* _What you should do_
With the pictures left out, write out exactly the lines from the one containing "OCR this image." through the end.

<<<<

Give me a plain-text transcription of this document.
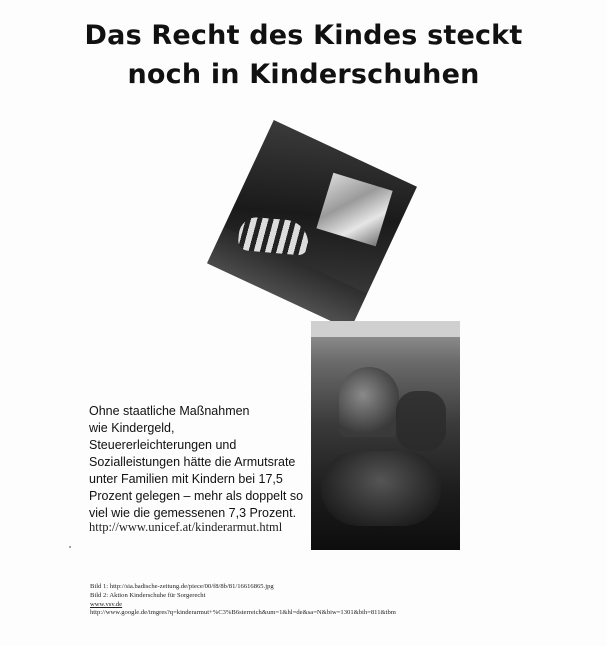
Das Recht des Kindes steckt
noch in Kinderschuhen
Ohne staatliche Maßnahmen
wie Kindergeld,
Steuererleichterungen und
Sozialleistungen hätte die Armutsrate
unter Familien mit Kindern bei 17,5
Prozent gelegen – mehr als doppelt so
viel wie die gemessenen 7,3 Prozent.
http://www.unicef.at/kinderarmut.html
Bild 1: http://sia.badische-zeitung.de/piece/00/f8/8b/81/16616865.jpg
Bild 2: Aktion Kinderschuhe für Sorgerecht
www.vsv.de
http://www.google.de/imgres?q=kinderarmut+%C3%B6sterreich&um=1&hl=de&sa=N&biw=1301&bih=811&tbm
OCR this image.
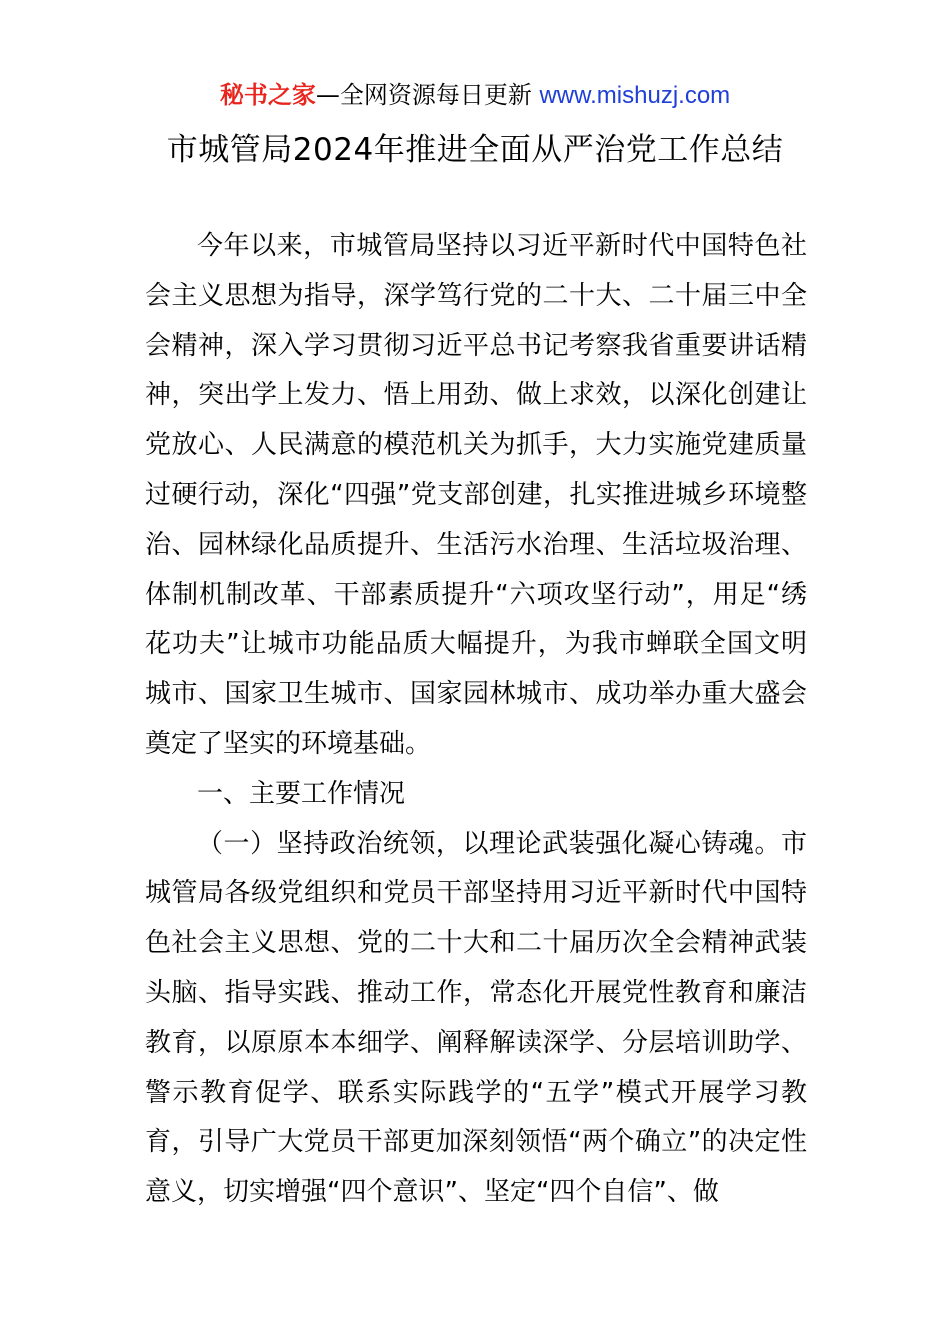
秘书之家—全网资源每日更新 www.mishuzj.com
市城管局2024年推进全面从严治党工作总结

今年以来，市城管局坚持以习近平新时代中国特色社会主义思想为指导，深学笃行党的二十大、二十届三中全会精神，深入学习贯彻习近平总书记考察我省重要讲话精神，突出学上发力、悟上用劲、做上求效，以深化创建让党放心、人民满意的模范机关为抓手，大力实施党建质量过硬行动，深化“四强”党支部创建，扎实推进城乡环境整治、园林绿化品质提升、生活污水治理、生活垃圾治理、体制机制改革、干部素质提升“六项攻坚行动”，用足“绣花功夫”让城市功能品质大幅提升，为我市蝉联全国文明城市、国家卫生城市、国家园林城市、成功举办重大盛会奠定了坚实的环境基础。

一、主要工作情况

（一）坚持政治统领，以理论武装强化凝心铸魂。市城管局各级党组织和党员干部坚持用习近平新时代中国特色社会主义思想、党的二十大和二十届历次全会精神武装头脑、指导实践、推动工作，常态化开展党性教育和廉洁教育，以原原本本细学、阐释解读深学、分层培训助学、警示教育促学、联系实际践学的“五学”模式开展学习教育，引导广大党员干部更加深刻领悟“两个确立”的决定性意义，切实增强“四个意识”、坚定“四个自信”、做
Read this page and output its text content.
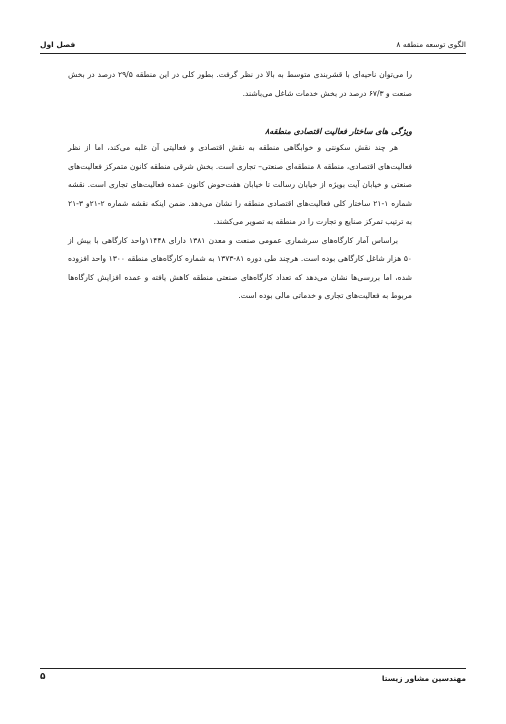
الگوی توسعه منطقه ۸
فصل اول

را می‌توان ناحیه‌ای با قشربندی متوسط به بالا در نظر گرفت. بطور کلی در این منطقه ۲۹/۵ درصد در بخش صنعت و ۶۷/۳ درصد در بخش خدمات شاغل می‌باشند.

ویژگی های ساختار فعالیت اقتصادی منطقه۸

هر چند نقش سکونتی و خوابگاهی منطقه به نقش اقتصادی و فعالیتی آن غلبه می‌کند، اما از نظر فعالیت‌های اقتصادی، منطقه ۸ منطقه‌ای صنعتی– تجاری است. بخش شرقی منطقه کانون متمرکز فعالیت‌های صنعتی و خیابان آیت بویژه از خیابان رسالت تا خیابان هفت‌حوض کانون عمده فعالیت‌های تجاری است. نقشه شماره ۱-۲۱ ساختار کلی فعالیت‌های اقتصادی منطقه را نشان می‌دهد. ضمن اینکه نقشه شماره ۲-۲۱و ۳-۲۱ به ترتیب تمرکز صنایع و تجارت را در منطقه به تصویر می‌کشند.

براساس آمار کارگاه‌های سرشماری عمومی صنعت و معدن ۱۳۸۱ دارای ۱۱۴۴۸واحد کارگاهی با بیش از ۵۰ هزار شاغل کارگاهی بوده است. هرچند طی دوره ۸۱-۱۳۷۳ به شماره کارگاه‌های منطقه ۱۳۰۰ واحد افزوده شده، اما بررسی‌ها نشان می‌دهد که تعداد کارگاه‌های صنعتی منطقه کاهش یافته و عمده افزایش کارگاه‌ها مربوط به فعالیت‌های تجاری و خدماتی مالی بوده است.

مهندسین مشاور زیستا
۵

>>>>

* _Exercise solution_
OCR this image.
秘书之家—全网资源每日更新 www.mishuzj.com
市城管局2024年推进全面从严治党工作总结

今年以来，市城管局坚持以习近平新时代中国特色社会主义思想为指导，深学笃行党的二十大、二十届三中全会精神，深入学习贯彻习近平总书记考察我省重要讲话精神，突出学上发力、悟上用劲、做上求效，以深化创建让党放心、人民满意的模范机关为抓手，大力实施党建质量过硬行动，深化“四强”党支部创建，扎实推进城乡环境整治、园林绿化品质提升、生活污水治理、生活垃圾治理、体制机制改革、干部素质提升“六项攻坚行动”，用足“绣花功夫”让城市功能品质大幅提升，为我市蝉联全国文明城市、国家卫生城市、国家园林城市、成功举办重大盛会奠定了坚实的环境基础。

一、主要工作情况

（一）坚持政治统领，以理论武装强化凝心铸魂。市城管局各级党组织和党员干部坚持用习近平新时代中国特色社会主义思想、党的二十大和二十届历次全会精神武装头脑、指导实践、推动工作，常态化开展党性教育和廉洁教育，以原原本本细学、阐释解读深学、分层培训助学、警示教育促学、联系实际践学的“五学”模式开展学习教育，引导广大党员干部更加深刻领悟“两个确立”的决定性意义，切实增强“四个意识”、坚定“四个自信”、做
Read this page and output its text content.
الگوی توسعه منطقه ۸
فصل اول

را می‌توان ناحیه‌ای با قشربندی متوسط به بالا در نظر گرفت. بطور کلی در این منطقه ۲۹/۵ درصد در بخش صنعت و ۶۷/۳ درصد در بخش خدمات شاغل می‌باشند.

ویژگی های ساختار فعالیت اقتصادی منطقه۸

هر چند نقش سکونتی و خوابگاهی منطقه به نقش اقتصادی و فعالیتی آن غلبه می‌کند، اما از نظر فعالیت‌های اقتصادی، منطقه ۸ منطقه‌ای صنعتی– تجاری است. بخش شرقی منطقه کانون متمرکز فعالیت‌های صنعتی و خیابان آیت بویژه از خیابان رسالت تا خیابان هفت‌حوض کانون عمده فعالیت‌های تجاری است. نقشه شماره ۱-۲۱ ساختار کلی فعالیت‌های اقتصادی منطقه را نشان می‌دهد. ضمن اینکه نقشه شماره ۲-۲۱و ۳-۲۱ به ترتیب تمرکز صنایع و تجارت را در منطقه به تصویر می‌کشند.

براساس آمار کارگاه‌های سرشماری عمومی صنعت و معدن ۱۳۸۱ دارای ۱۱۴۴۸واحد کارگاهی با بیش از ۵۰ هزار شاغل کارگاهی بوده است. هرچند طی دوره ۸۱-۱۳۷۳ به شماره کارگاه‌های منطقه ۱۳۰۰ واحد افزوده شده، اما بررسی‌ها نشان می‌دهد که تعداد کارگاه‌های صنعتی منطقه کاهش یافته و عمده افزایش کارگاه‌ها مربوط به فعالیت‌های تجاری و خدماتی مالی بوده است.

مهندسین مشاور زیستا
۵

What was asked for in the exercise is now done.